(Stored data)
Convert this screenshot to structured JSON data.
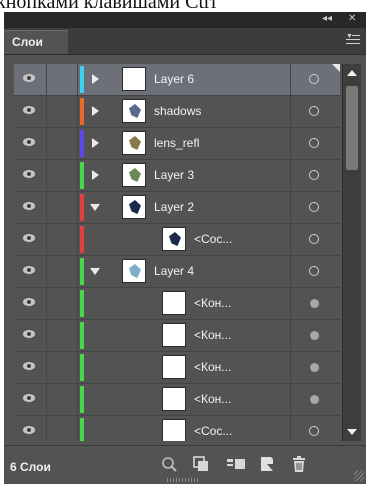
{
  "window": {
    "caption_fragment": "кнопками клавишами Ctrl",
    "collapse_icon": "double-chevron-left-icon",
    "close_icon": "close-icon"
  },
  "panel": {
    "tab_label": "Слои",
    "menu_icon": "panel-menu-icon",
    "layer_count": "6 Слои"
  },
  "layers": [
    {
      "name": "Layer 6",
      "indent": 0,
      "expander": "collapsed",
      "color": "#3fd0f0",
      "target": "ring",
      "selected": true
    },
    {
      "name": "shadows",
      "indent": 0,
      "expander": "collapsed",
      "color": "#ea6a2a",
      "target": "ring",
      "selected": false
    },
    {
      "name": "lens_refl",
      "indent": 0,
      "expander": "collapsed",
      "color": "#5a4ae8",
      "target": "ring",
      "selected": false
    },
    {
      "name": "Layer 3",
      "indent": 0,
      "expander": "collapsed",
      "color": "#47d84a",
      "target": "ring",
      "selected": false
    },
    {
      "name": "Layer 2",
      "indent": 0,
      "expander": "expanded",
      "color": "#e04040",
      "target": "ring",
      "selected": false
    },
    {
      "name": "<Сос...",
      "indent": 1,
      "expander": "none",
      "color": "#e04040",
      "target": "ring",
      "selected": false
    },
    {
      "name": "Layer 4",
      "indent": 0,
      "expander": "expanded",
      "color": "#47d84a",
      "target": "ring",
      "selected": false
    },
    {
      "name": "<Кон...",
      "indent": 1,
      "expander": "none",
      "color": "#47d84a",
      "target": "dot",
      "selected": false
    },
    {
      "name": "<Кон...",
      "indent": 1,
      "expander": "none",
      "color": "#47d84a",
      "target": "dot",
      "selected": false
    },
    {
      "name": "<Кон...",
      "indent": 1,
      "expander": "none",
      "color": "#47d84a",
      "target": "dot",
      "selected": false
    },
    {
      "name": "<Кон...",
      "indent": 1,
      "expander": "none",
      "color": "#47d84a",
      "target": "dot",
      "selected": false
    },
    {
      "name": "<Сос...",
      "indent": 1,
      "expander": "none",
      "color": "#47d84a",
      "target": "ring",
      "selected": false
    }
  ],
  "footer_icons": [
    "locate-object-icon",
    "make-clipping-mask-icon",
    "create-sublayer-icon",
    "create-new-layer-icon",
    "delete-layer-icon"
  ]
}
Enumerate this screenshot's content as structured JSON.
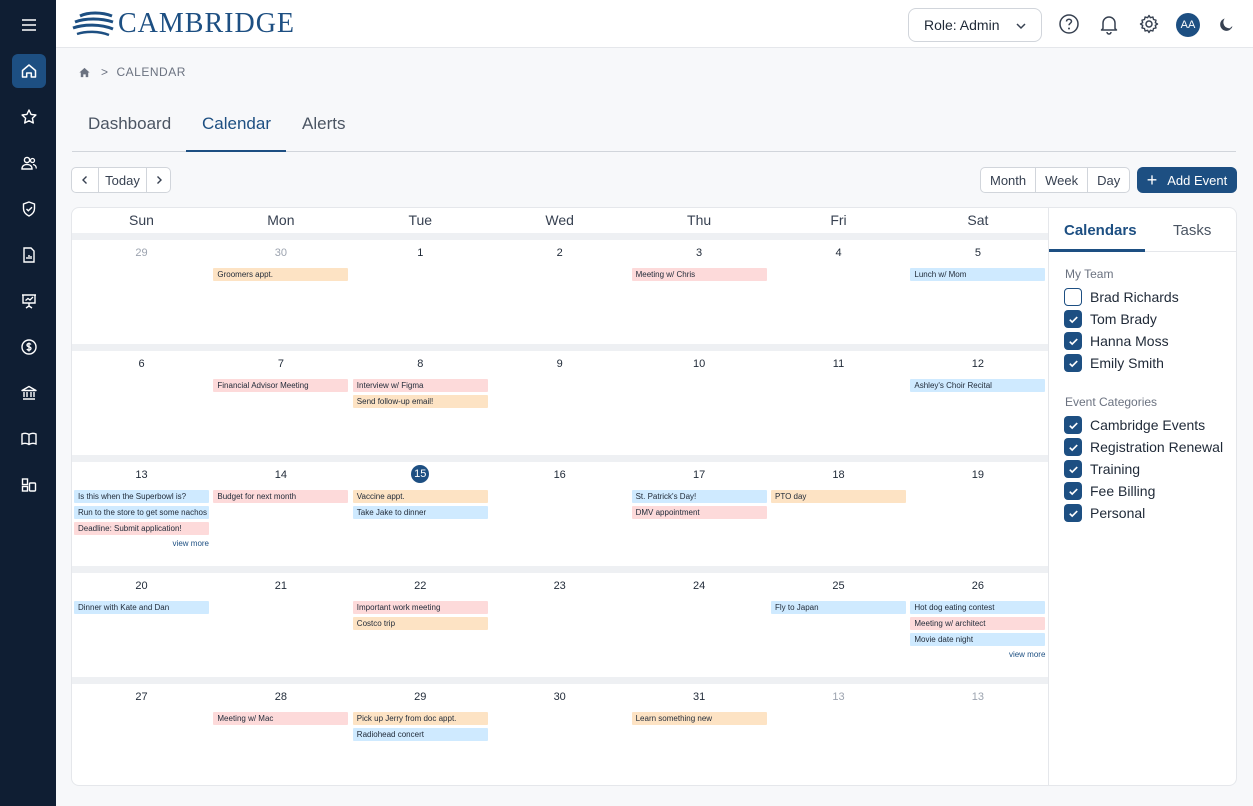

→ **Requirements**:
Pictures stay out; reproduce every line of the records exactly.

→ **The answer**:
Convert this screenshot to structured JSON data.
{
  "window": {
    "caption_fragment": "кнопками клавишами Ctrl",
    "collapse_icon": "double-chevron-left-icon",
    "close_icon": "close-icon"
  },
  "panel": {
    "tab_label": "Слои",
    "menu_icon": "panel-menu-icon",
    "layer_count": "6 Слои"
  },
  "layers": [
    {
      "name": "Layer 6",
      "indent": 0,
      "expander": "collapsed",
      "color": "#3fd0f0",
      "target": "ring",
      "selected": true
    },
    {
      "name": "shadows",
      "indent": 0,
      "expander": "collapsed",
      "color": "#ea6a2a",
      "target": "ring",
      "selected": false
    },
    {
      "name": "lens_refl",
      "indent": 0,
      "expander": "collapsed",
      "color": "#5a4ae8",
      "target": "ring",
      "selected": false
    },
    {
      "name": "Layer 3",
      "indent": 0,
      "expander": "collapsed",
      "color": "#47d84a",
      "target": "ring",
      "selected": false
    },
    {
      "name": "Layer 2",
      "indent": 0,
      "expander": "expanded",
      "color": "#e04040",
      "target": "ring",
      "selected": false
    },
    {
      "name": "<Сос...",
      "indent": 1,
      "expander": "none",
      "color": "#e04040",
      "target": "ring",
      "selected": false
    },
    {
      "name": "Layer 4",
      "indent": 0,
      "expander": "expanded",
      "color": "#47d84a",
      "target": "ring",
      "selected": false
    },
    {
      "name": "<Кон...",
      "indent": 1,
      "expander": "none",
      "color": "#47d84a",
      "target": "dot",
      "selected": false
    },
    {
      "name": "<Кон...",
      "indent": 1,
      "expander": "none",
      "color": "#47d84a",
      "target": "dot",
      "selected": false
    },
    {
      "name": "<Кон...",
      "indent": 1,
      "expander": "none",
      "color": "#47d84a",
      "target": "dot",
      "selected": false
    },
    {
      "name": "<Кон...",
      "indent": 1,
      "expander": "none",
      "color": "#47d84a",
      "target": "dot",
      "selected": false
    },
    {
      "name": "<Сос...",
      "indent": 1,
      "expander": "none",
      "color": "#47d84a",
      "target": "ring",
      "selected": false
    }
  ],
  "footer_icons": [
    "locate-object-icon",
    "make-clipping-mask-icon",
    "create-sublayer-icon",
    "create-new-layer-icon",
    "delete-layer-icon"
  ]
}
Enumerate this screenshot's content as structured JSON.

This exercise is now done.